→ **WHAT IS NEEDED**
Write out each of the following records line for line, with nothing changed, added, or left out.

→ **THE RECORDS**
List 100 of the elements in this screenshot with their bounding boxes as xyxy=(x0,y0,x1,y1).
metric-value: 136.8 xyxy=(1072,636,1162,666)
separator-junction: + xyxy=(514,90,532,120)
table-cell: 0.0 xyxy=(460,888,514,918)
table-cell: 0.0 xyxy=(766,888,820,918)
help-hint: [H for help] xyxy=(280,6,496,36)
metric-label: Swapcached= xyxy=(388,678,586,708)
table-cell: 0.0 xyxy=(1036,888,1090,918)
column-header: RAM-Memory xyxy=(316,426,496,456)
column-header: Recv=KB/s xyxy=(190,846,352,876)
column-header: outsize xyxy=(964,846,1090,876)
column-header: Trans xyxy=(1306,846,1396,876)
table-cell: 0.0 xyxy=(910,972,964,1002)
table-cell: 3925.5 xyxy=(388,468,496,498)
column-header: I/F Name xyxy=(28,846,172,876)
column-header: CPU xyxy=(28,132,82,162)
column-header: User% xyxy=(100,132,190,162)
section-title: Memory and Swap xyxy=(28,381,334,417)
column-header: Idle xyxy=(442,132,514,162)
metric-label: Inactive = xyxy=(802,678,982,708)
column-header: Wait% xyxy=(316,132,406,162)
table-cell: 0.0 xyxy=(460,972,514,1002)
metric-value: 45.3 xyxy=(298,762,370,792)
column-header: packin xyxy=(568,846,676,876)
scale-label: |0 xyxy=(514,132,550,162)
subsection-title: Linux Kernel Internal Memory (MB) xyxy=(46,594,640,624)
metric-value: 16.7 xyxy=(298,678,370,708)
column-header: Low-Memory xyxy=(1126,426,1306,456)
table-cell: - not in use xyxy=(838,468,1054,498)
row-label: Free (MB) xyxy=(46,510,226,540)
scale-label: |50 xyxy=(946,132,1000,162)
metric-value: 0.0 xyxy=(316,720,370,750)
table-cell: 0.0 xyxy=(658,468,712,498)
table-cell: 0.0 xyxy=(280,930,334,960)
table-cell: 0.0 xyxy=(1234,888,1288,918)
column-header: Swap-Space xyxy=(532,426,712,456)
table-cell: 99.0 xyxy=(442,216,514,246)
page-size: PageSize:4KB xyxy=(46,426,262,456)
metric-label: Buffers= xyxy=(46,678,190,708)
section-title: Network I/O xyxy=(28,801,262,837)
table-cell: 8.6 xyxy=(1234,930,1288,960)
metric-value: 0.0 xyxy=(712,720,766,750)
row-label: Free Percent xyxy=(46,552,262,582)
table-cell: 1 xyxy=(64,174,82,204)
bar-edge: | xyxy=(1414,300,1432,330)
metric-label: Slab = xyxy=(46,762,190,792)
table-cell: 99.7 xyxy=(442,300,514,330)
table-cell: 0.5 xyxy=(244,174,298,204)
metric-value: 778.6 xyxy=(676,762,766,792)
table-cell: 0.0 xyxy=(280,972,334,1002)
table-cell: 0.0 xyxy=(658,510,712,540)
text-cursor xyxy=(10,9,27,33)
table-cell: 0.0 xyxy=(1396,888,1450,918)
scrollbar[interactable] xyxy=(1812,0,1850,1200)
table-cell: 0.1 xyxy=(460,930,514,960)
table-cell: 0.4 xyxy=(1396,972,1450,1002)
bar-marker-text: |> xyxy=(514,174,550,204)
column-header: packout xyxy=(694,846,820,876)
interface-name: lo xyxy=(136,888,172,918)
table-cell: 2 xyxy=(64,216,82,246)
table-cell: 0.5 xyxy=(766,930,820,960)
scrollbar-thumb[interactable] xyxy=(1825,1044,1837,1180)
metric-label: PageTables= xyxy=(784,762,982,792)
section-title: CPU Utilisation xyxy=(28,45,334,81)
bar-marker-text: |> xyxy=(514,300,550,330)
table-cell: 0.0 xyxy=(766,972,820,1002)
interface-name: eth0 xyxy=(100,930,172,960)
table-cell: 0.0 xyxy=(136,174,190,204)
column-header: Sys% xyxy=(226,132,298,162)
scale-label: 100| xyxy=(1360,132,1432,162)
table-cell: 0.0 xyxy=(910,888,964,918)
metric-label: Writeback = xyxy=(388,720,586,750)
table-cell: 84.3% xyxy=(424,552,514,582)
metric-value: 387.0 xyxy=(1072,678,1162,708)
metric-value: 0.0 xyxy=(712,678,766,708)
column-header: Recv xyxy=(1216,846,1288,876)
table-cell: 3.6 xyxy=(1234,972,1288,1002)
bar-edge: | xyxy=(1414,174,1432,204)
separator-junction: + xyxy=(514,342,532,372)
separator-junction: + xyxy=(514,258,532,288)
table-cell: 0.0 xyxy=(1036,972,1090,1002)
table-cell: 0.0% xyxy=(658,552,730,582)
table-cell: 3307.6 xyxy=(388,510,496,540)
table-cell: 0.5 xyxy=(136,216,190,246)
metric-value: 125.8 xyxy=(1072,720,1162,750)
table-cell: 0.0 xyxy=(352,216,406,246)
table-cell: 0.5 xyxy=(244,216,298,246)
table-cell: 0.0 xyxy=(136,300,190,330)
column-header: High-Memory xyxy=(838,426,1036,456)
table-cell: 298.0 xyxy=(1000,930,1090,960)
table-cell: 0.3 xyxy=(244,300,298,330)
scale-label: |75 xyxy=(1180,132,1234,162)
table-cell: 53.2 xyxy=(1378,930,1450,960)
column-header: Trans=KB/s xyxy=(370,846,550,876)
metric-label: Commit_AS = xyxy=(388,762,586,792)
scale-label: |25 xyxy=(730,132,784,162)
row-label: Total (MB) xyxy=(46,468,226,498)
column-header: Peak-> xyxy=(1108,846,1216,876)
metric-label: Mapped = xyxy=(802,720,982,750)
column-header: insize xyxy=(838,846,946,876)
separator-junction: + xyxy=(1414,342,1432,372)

→ **OUTPUT BELOW**
List 100 of the elements in this screenshot with their bounding boxes as xyxy=(x0,y0,x1,y1).
metric-value: 136.8 xyxy=(1072,636,1162,666)
separator-junction: + xyxy=(514,90,532,120)
table-cell: 0.0 xyxy=(460,888,514,918)
table-cell: 0.0 xyxy=(766,888,820,918)
help-hint: [H for help] xyxy=(280,6,496,36)
metric-label: Swapcached= xyxy=(388,678,586,708)
table-cell: 0.0 xyxy=(1036,888,1090,918)
column-header: RAM-Memory xyxy=(316,426,496,456)
column-header: Recv=KB/s xyxy=(190,846,352,876)
column-header: outsize xyxy=(964,846,1090,876)
column-header: Trans xyxy=(1306,846,1396,876)
table-cell: 0.0 xyxy=(910,972,964,1002)
table-cell: 3925.5 xyxy=(388,468,496,498)
column-header: I/F Name xyxy=(28,846,172,876)
column-header: CPU xyxy=(28,132,82,162)
column-header: User% xyxy=(100,132,190,162)
section-title: Memory and Swap xyxy=(28,381,334,417)
column-header: Idle xyxy=(442,132,514,162)
metric-label: Inactive = xyxy=(802,678,982,708)
column-header: Wait% xyxy=(316,132,406,162)
table-cell: 0.0 xyxy=(460,972,514,1002)
metric-value: 45.3 xyxy=(298,762,370,792)
column-header: packin xyxy=(568,846,676,876)
scale-label: |0 xyxy=(514,132,550,162)
subsection-title: Linux Kernel Internal Memory (MB) xyxy=(46,594,640,624)
metric-value: 16.7 xyxy=(298,678,370,708)
column-header: Low-Memory xyxy=(1126,426,1306,456)
table-cell: - not in use xyxy=(838,468,1054,498)
row-label: Free (MB) xyxy=(46,510,226,540)
scale-label: |50 xyxy=(946,132,1000,162)
metric-value: 0.0 xyxy=(316,720,370,750)
table-cell: 0.0 xyxy=(658,468,712,498)
table-cell: 0.0 xyxy=(280,930,334,960)
table-cell: 0.0 xyxy=(1234,888,1288,918)
column-header: Swap-Space xyxy=(532,426,712,456)
table-cell: 99.0 xyxy=(442,216,514,246)
page-size: PageSize:4KB xyxy=(46,426,262,456)
metric-label: Buffers= xyxy=(46,678,190,708)
section-title: Network I/O xyxy=(28,801,262,837)
table-cell: 8.6 xyxy=(1234,930,1288,960)
metric-value: 0.0 xyxy=(712,720,766,750)
row-label: Free Percent xyxy=(46,552,262,582)
table-cell: 1 xyxy=(64,174,82,204)
bar-edge: | xyxy=(1414,300,1432,330)
metric-label: Slab = xyxy=(46,762,190,792)
table-cell: 99.7 xyxy=(442,300,514,330)
table-cell: 0.5 xyxy=(244,174,298,204)
metric-value: 778.6 xyxy=(676,762,766,792)
table-cell: 0.0 xyxy=(280,972,334,1002)
table-cell: 0.0 xyxy=(658,510,712,540)
text-cursor xyxy=(10,9,27,33)
table-cell: 0.0 xyxy=(1396,888,1450,918)
scrollbar[interactable] xyxy=(1812,0,1850,1200)
table-cell: 0.1 xyxy=(460,930,514,960)
table-cell: 0.4 xyxy=(1396,972,1450,1002)
bar-marker-text: |> xyxy=(514,174,550,204)
column-header: packout xyxy=(694,846,820,876)
interface-name: lo xyxy=(136,888,172,918)
table-cell: 2 xyxy=(64,216,82,246)
table-cell: 0.5 xyxy=(766,930,820,960)
scrollbar-thumb[interactable] xyxy=(1825,1044,1837,1180)
metric-label: PageTables= xyxy=(784,762,982,792)
section-title: CPU Utilisation xyxy=(28,45,334,81)
bar-marker-text: |> xyxy=(514,300,550,330)
table-cell: 0.0 xyxy=(766,972,820,1002)
interface-name: eth0 xyxy=(100,930,172,960)
table-cell: 0.0 xyxy=(136,174,190,204)
column-header: Sys% xyxy=(226,132,298,162)
scale-label: 100| xyxy=(1360,132,1432,162)
table-cell: 0.0 xyxy=(910,888,964,918)
metric-label: Writeback = xyxy=(388,720,586,750)
table-cell: 84.3% xyxy=(424,552,514,582)
metric-value: 387.0 xyxy=(1072,678,1162,708)
metric-value: 0.0 xyxy=(712,678,766,708)
column-header: Recv xyxy=(1216,846,1288,876)
table-cell: 3.6 xyxy=(1234,972,1288,1002)
bar-edge: | xyxy=(1414,174,1432,204)
separator-junction: + xyxy=(514,342,532,372)
separator-junction: + xyxy=(514,258,532,288)
table-cell: 0.0 xyxy=(1036,972,1090,1002)
table-cell: 0.0% xyxy=(658,552,730,582)
table-cell: 3307.6 xyxy=(388,510,496,540)
table-cell: 0.5 xyxy=(136,216,190,246)
metric-value: 125.8 xyxy=(1072,720,1162,750)
table-cell: 0.0 xyxy=(352,216,406,246)
table-cell: 0.5 xyxy=(244,216,298,246)
table-cell: 0.0 xyxy=(136,300,190,330)
column-header: High-Memory xyxy=(838,426,1036,456)
table-cell: 298.0 xyxy=(1000,930,1090,960)
table-cell: 0.3 xyxy=(244,300,298,330)
scale-label: |75 xyxy=(1180,132,1234,162)
table-cell: 53.2 xyxy=(1378,930,1450,960)
column-header: Trans=KB/s xyxy=(370,846,550,876)
metric-label: Commit_AS = xyxy=(388,762,586,792)
scale-label: |25 xyxy=(730,132,784,162)
row-label: Total (MB) xyxy=(46,468,226,498)
column-header: Peak-> xyxy=(1108,846,1216,876)
metric-label: Mapped = xyxy=(802,720,982,750)
column-header: insize xyxy=(838,846,946,876)
separator-junction: + xyxy=(1414,342,1432,372)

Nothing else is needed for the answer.